START Text

Cruz-Reyes v. State

74 P.3d 219, 2003 Alas. App. LEXIS 146, 2003 WL 21715961
CourtCourt of Appeals of Alaska
DecidedJuly 25, 2003
DocketA-8207
StatusPublished
Cited by5 cases

This text of 74 P.3d 219 (Cruz-Reyes v. State) is published on Counsel Stack Legal Research, covering Court of Appeals of Alaska primary law. Counsel Stack provides free access to over 12 million legal documents including statutes, case law, regulations, and constitutions.

Bluebook
Cruz-Reyes v. State, 74 P.3d 219, 2003 Alas. App. LEXIS 146, 2003 WL 21715961 (Ala. Ct. App. 2003).

Opinion

OPINION

MANNHEIMER, Judge.

On April 11, 2001, Alaska State Troopers searched the Kodiak residence of Pedro Cruz-Reyes and found a "black box" connected to his television set-i.e., an electronic device capable of converting or unscrambling cable television signals, thus allowing Cruz-Reyes to view all of the premium cable services offered by General Communication, Inc. (GCI) in the Kodiak area. Cruz-Reyes was a GCI subscriber, but he paid only for the standard cable package, not any of the "premium" cable packages-packages which included various movie channels, pay-per-view events, and other higher-cost television entertainment.

After the troopers found the black box, they interviewed Cruz-Reyes. Cruz-Reyes's native tongue is Spanish, so the trooper leading the investigation (Trooper Charles Cross) questioned Cruz-Reyes through a translator-Trooper Hervey Lopez Ibarra, whose native tongue is Spanish and who had served as a translator when he was in the military.

Through this interpreter, Cruz-Reyes told the troopers that he had purchased the black box from a co-worker whose name he did not provide, and that the device had been installed on his televigion for the past four months. Ultimately, Cruz-Reyes was charged with *221 third-degree theft of services (services having a value of at least $50 but less than $500). 1 Following a jury trial in the Kodiak district court, Cruz-Reyes was convicted of this offense.

In this appeal, Cruz-Reyes argues that his conviction is not supported by the evidence, that the jury was misinstructed on the elements of third-degree theft of services, and that the trial judge committed procedural and evidentiary errors that prejudiced the fairness of the trial. For the reasons explained here, we reject Cruz-Reyes's various assertions of error, and we therefore affirm his conviction.

Did the charge of theft of services require the State to prove that Cruzs-Reyes actually watched the premium cable channels that he had not paid for? Or was the offense established by proof that Cruz-Reyes altered his television so that he could view these channels if he wished?

END Text
START Extracted records

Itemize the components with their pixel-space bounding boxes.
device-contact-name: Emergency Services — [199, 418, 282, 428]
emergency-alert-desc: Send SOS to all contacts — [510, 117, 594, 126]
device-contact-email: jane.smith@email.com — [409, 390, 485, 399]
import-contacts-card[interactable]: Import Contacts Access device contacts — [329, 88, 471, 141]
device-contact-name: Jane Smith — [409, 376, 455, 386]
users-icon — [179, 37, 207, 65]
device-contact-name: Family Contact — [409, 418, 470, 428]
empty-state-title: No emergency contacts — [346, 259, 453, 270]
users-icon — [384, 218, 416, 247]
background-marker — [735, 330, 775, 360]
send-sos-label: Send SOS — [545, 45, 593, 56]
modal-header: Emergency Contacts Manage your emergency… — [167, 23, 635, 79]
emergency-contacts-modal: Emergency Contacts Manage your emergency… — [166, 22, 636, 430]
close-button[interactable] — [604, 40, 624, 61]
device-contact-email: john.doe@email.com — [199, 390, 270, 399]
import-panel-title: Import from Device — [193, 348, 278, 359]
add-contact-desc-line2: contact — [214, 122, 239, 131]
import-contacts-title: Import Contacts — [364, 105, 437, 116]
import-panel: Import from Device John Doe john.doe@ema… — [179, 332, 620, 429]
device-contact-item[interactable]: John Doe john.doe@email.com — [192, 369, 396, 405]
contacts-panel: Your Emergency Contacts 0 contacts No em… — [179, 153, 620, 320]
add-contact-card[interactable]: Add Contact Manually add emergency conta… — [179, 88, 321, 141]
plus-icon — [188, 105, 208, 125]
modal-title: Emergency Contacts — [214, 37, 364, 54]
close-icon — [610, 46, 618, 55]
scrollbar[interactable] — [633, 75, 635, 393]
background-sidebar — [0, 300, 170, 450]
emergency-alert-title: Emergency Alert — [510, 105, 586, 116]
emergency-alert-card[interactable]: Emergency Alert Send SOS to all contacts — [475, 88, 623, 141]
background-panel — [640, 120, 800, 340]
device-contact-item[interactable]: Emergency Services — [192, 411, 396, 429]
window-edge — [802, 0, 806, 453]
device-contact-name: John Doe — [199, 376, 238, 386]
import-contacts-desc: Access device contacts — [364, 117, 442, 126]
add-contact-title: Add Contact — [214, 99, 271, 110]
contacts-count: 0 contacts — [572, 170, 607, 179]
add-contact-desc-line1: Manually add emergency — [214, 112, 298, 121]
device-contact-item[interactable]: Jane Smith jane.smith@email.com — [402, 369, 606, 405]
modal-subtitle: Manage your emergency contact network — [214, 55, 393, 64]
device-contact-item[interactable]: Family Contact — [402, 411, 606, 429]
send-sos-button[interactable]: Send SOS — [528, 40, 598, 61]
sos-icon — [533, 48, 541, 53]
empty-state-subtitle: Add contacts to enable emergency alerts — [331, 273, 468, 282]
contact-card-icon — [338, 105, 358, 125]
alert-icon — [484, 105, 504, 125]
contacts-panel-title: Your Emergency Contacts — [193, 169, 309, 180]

END Extracted records

Assignment:
Reproduce the passage of the Cruz-Reyes opinion starting with "MANNHEIMER, Judge." and going on through "higher-cost television entertainment.", word for word. The items come from a source unrelated to the Cruz-Reyes opinion.

Answer space:
MANNHEIMER, Judge.

On April 11, 2001, Alaska State Troopers searched the Kodiak residence of Pedro Cruz-Reyes and found a "black box" connected to his television set-i.e., an electronic device capable of converting or unscrambling cable television signals, thus allowing Cruz-Reyes to view all of the premium cable services offered by General Communication, Inc. (GCI) in the Kodiak area. Cruz-Reyes was a GCI subscriber, but he paid only for the standard cable package, not any of the "premium" cable packages-packages which included various movie channels, pay-per-view events, and other higher-cost television entertainment.